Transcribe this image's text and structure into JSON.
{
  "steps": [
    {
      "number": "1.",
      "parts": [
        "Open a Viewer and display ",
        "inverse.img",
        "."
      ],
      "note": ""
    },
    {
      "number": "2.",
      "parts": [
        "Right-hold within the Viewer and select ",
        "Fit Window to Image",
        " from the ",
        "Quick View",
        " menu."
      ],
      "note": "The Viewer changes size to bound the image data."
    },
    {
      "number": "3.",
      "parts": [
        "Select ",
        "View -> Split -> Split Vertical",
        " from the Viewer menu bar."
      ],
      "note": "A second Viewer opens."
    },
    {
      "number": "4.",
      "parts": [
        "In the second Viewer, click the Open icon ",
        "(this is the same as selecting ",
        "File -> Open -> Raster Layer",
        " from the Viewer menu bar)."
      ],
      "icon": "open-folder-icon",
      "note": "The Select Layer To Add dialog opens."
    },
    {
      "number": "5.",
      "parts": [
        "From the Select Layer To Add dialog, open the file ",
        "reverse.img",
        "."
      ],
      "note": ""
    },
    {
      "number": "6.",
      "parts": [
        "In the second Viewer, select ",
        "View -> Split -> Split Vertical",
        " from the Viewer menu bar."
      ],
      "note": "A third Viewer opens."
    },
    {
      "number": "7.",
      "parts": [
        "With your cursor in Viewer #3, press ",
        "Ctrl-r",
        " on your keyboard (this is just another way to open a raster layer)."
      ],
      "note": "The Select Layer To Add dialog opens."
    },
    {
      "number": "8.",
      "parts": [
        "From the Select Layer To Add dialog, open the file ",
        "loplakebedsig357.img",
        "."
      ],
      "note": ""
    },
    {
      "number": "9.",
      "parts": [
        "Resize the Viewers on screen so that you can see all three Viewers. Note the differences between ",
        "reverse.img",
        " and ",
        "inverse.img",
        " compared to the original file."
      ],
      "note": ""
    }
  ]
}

- Task instructions:
Reproduce every entry shown above, precisely as it stands.

- Output:
Transcribe this image's text and structure into JSON.
{
  "steps": [
    {
      "number": "1.",
      "parts": [
        "Open a Viewer and display ",
        "inverse.img",
        "."
      ],
      "note": ""
    },
    {
      "number": "2.",
      "parts": [
        "Right-hold within the Viewer and select ",
        "Fit Window to Image",
        " from the ",
        "Quick View",
        " menu."
      ],
      "note": "The Viewer changes size to bound the image data."
    },
    {
      "number": "3.",
      "parts": [
        "Select ",
        "View -> Split -> Split Vertical",
        " from the Viewer menu bar."
      ],
      "note": "A second Viewer opens."
    },
    {
      "number": "4.",
      "parts": [
        "In the second Viewer, click the Open icon ",
        "(this is the same as selecting ",
        "File -> Open -> Raster Layer",
        " from the Viewer menu bar)."
      ],
      "icon": "open-folder-icon",
      "note": "The Select Layer To Add dialog opens."
    },
    {
      "number": "5.",
      "parts": [
        "From the Select Layer To Add dialog, open the file ",
        "reverse.img",
        "."
      ],
      "note": ""
    },
    {
      "number": "6.",
      "parts": [
        "In the second Viewer, select ",
        "View -> Split -> Split Vertical",
        " from the Viewer menu bar."
      ],
      "note": "A third Viewer opens."
    },
    {
      "number": "7.",
      "parts": [
        "With your cursor in Viewer #3, press ",
        "Ctrl-r",
        " on your keyboard (this is just another way to open a raster layer)."
      ],
      "note": "The Select Layer To Add dialog opens."
    },
    {
      "number": "8.",
      "parts": [
        "From the Select Layer To Add dialog, open the file ",
        "loplakebedsig357.img",
        "."
      ],
      "note": ""
    },
    {
      "number": "9.",
      "parts": [
        "Resize the Viewers on screen so that you can see all three Viewers. Note the differences between ",
        "reverse.img",
        " and ",
        "inverse.img",
        " compared to the original file."
      ],
      "note": ""
    }
  ]
}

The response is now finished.